[Collected data]
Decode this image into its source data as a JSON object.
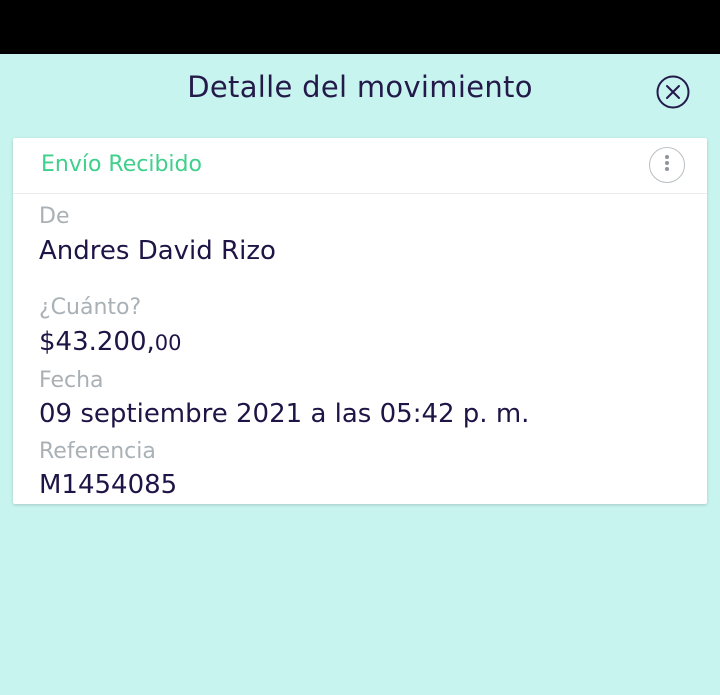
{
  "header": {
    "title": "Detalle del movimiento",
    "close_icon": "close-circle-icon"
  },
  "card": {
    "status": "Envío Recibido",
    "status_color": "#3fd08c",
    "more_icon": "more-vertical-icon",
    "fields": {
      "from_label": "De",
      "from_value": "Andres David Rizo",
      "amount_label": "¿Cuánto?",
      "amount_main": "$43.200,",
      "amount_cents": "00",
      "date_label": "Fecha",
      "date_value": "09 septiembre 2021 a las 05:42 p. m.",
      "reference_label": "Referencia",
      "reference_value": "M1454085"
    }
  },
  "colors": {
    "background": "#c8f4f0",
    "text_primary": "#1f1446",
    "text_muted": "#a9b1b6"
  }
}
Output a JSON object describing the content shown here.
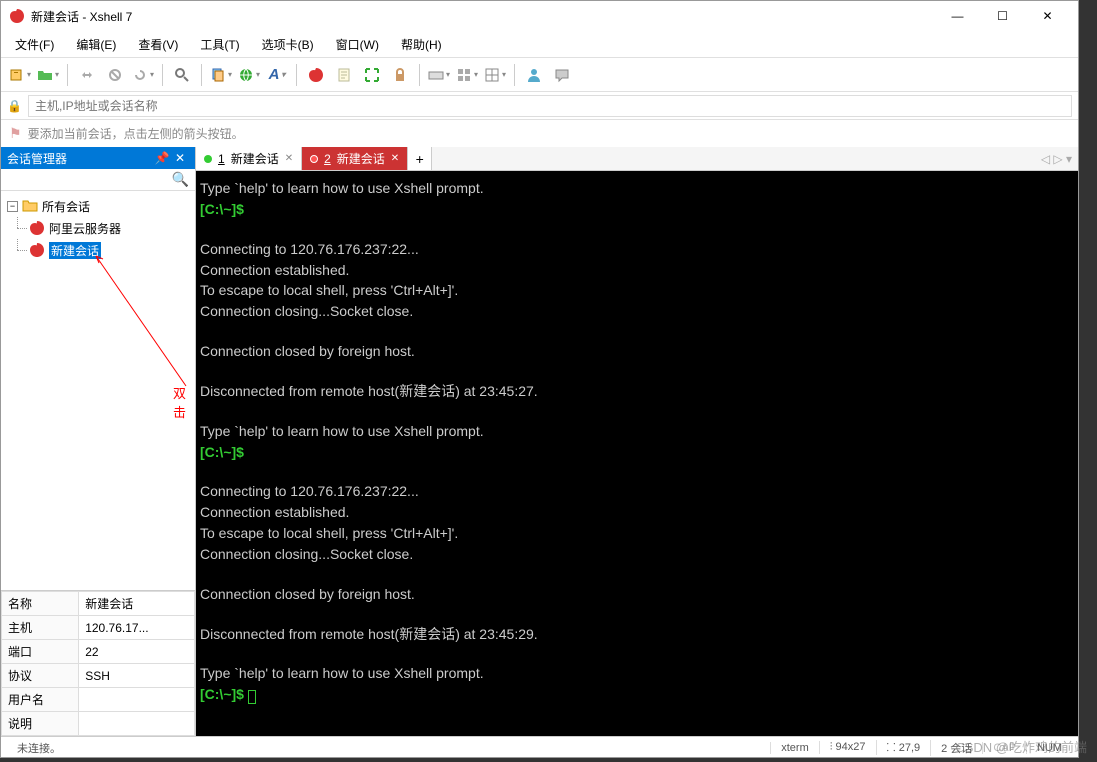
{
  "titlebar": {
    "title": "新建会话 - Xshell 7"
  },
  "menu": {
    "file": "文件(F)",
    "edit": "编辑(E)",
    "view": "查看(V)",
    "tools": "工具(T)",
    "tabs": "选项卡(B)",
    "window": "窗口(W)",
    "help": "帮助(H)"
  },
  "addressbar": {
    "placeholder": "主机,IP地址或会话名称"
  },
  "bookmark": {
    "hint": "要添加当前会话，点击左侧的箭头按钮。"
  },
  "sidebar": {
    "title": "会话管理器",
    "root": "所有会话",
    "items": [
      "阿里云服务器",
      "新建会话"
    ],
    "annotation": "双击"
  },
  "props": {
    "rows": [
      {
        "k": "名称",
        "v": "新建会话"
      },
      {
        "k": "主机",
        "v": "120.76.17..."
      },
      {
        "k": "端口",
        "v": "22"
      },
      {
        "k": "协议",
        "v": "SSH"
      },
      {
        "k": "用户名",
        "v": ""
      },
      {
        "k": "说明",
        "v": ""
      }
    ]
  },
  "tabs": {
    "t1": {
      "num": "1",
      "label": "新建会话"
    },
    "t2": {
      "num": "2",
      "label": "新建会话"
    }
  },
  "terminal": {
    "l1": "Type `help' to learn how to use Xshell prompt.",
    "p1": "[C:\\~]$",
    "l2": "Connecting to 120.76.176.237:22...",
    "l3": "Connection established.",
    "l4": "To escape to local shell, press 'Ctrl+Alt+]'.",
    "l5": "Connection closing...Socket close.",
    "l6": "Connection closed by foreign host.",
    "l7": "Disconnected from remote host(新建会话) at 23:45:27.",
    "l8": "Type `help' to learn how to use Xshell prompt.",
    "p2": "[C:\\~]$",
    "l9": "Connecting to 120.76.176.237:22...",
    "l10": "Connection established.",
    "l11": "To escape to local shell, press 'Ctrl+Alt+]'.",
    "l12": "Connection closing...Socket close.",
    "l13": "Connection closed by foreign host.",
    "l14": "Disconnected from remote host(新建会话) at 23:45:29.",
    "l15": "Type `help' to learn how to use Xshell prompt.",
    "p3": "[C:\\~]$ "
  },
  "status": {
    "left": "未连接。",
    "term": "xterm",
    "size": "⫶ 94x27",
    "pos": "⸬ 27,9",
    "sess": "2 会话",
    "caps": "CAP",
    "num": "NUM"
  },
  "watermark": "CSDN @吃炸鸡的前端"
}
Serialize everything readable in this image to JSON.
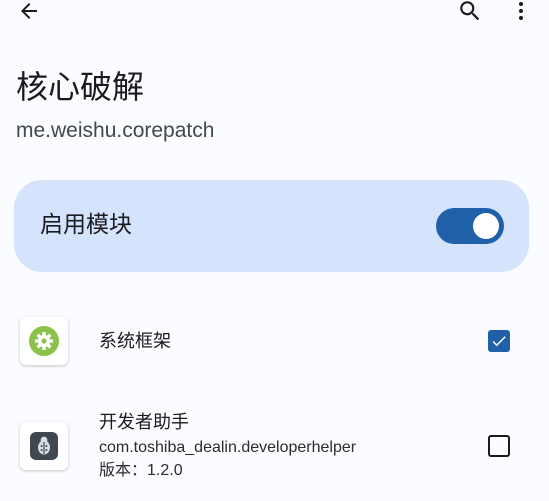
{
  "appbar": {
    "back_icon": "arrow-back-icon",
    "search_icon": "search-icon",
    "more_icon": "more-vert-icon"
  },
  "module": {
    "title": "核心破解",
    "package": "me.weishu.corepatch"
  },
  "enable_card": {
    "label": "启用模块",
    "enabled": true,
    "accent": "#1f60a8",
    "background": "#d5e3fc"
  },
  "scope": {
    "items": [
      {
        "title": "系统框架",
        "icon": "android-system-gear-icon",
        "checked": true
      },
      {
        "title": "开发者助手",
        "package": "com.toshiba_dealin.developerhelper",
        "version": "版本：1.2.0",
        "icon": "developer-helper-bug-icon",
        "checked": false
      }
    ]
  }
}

- Problem -
Reproduce the material word for word. Any pictures should be left out of the copy.

- Answer to this problem -
Decode this image into its source data as a JSON object.
{
  "header": {
    "title": "Detalle del movimiento",
    "close_icon": "close-circle-icon"
  },
  "card": {
    "status": "Envío Recibido",
    "status_color": "#3fd08c",
    "more_icon": "more-vertical-icon",
    "fields": {
      "from_label": "De",
      "from_value": "Andres David Rizo",
      "amount_label": "¿Cuánto?",
      "amount_main": "$43.200,",
      "amount_cents": "00",
      "date_label": "Fecha",
      "date_value": "09 septiembre 2021 a las 05:42 p. m.",
      "reference_label": "Referencia",
      "reference_value": "M1454085"
    }
  },
  "colors": {
    "background": "#c8f4f0",
    "text_primary": "#1f1446",
    "text_muted": "#a9b1b6"
  }
}
Output a JSON object describing the content shown here.
{
  "titlebar": {
    "title": "新建会话 - Xshell 7"
  },
  "menu": {
    "file": "文件(F)",
    "edit": "编辑(E)",
    "view": "查看(V)",
    "tools": "工具(T)",
    "tabs": "选项卡(B)",
    "window": "窗口(W)",
    "help": "帮助(H)"
  },
  "addressbar": {
    "placeholder": "主机,IP地址或会话名称"
  },
  "bookmark": {
    "hint": "要添加当前会话，点击左侧的箭头按钮。"
  },
  "sidebar": {
    "title": "会话管理器",
    "root": "所有会话",
    "items": [
      "阿里云服务器",
      "新建会话"
    ],
    "annotation": "双击"
  },
  "props": {
    "rows": [
      {
        "k": "名称",
        "v": "新建会话"
      },
      {
        "k": "主机",
        "v": "120.76.17..."
      },
      {
        "k": "端口",
        "v": "22"
      },
      {
        "k": "协议",
        "v": "SSH"
      },
      {
        "k": "用户名",
        "v": ""
      },
      {
        "k": "说明",
        "v": ""
      }
    ]
  },
  "tabs": {
    "t1": {
      "num": "1",
      "label": "新建会话"
    },
    "t2": {
      "num": "2",
      "label": "新建会话"
    }
  },
  "terminal": {
    "l1": "Type `help' to learn how to use Xshell prompt.",
    "p1": "[C:\\~]$",
    "l2": "Connecting to 120.76.176.237:22...",
    "l3": "Connection established.",
    "l4": "To escape to local shell, press 'Ctrl+Alt+]'.",
    "l5": "Connection closing...Socket close.",
    "l6": "Connection closed by foreign host.",
    "l7": "Disconnected from remote host(新建会话) at 23:45:27.",
    "l8": "Type `help' to learn how to use Xshell prompt.",
    "p2": "[C:\\~]$",
    "l9": "Connecting to 120.76.176.237:22...",
    "l10": "Connection established.",
    "l11": "To escape to local shell, press 'Ctrl+Alt+]'.",
    "l12": "Connection closing...Socket close.",
    "l13": "Connection closed by foreign host.",
    "l14": "Disconnected from remote host(新建会话) at 23:45:29.",
    "l15": "Type `help' to learn how to use Xshell prompt.",
    "p3": "[C:\\~]$ "
  },
  "status": {
    "left": "未连接。",
    "term": "xterm",
    "size": "⫶ 94x27",
    "pos": "⸬ 27,9",
    "sess": "2 会话",
    "caps": "CAP",
    "num": "NUM"
  },
  "watermark": "CSDN @吃炸鸡的前端"
}
Serialize everything readable in this image to JSON.
{
  "appbar": {
    "back_icon": "arrow-back-icon",
    "search_icon": "search-icon",
    "more_icon": "more-vert-icon"
  },
  "module": {
    "title": "核心破解",
    "package": "me.weishu.corepatch"
  },
  "enable_card": {
    "label": "启用模块",
    "enabled": true,
    "accent": "#1f60a8",
    "background": "#d5e3fc"
  },
  "scope": {
    "items": [
      {
        "title": "系统框架",
        "icon": "android-system-gear-icon",
        "checked": true
      },
      {
        "title": "开发者助手",
        "package": "com.toshiba_dealin.developerhelper",
        "version": "版本：1.2.0",
        "icon": "developer-helper-bug-icon",
        "checked": false
      }
    ]
  }
}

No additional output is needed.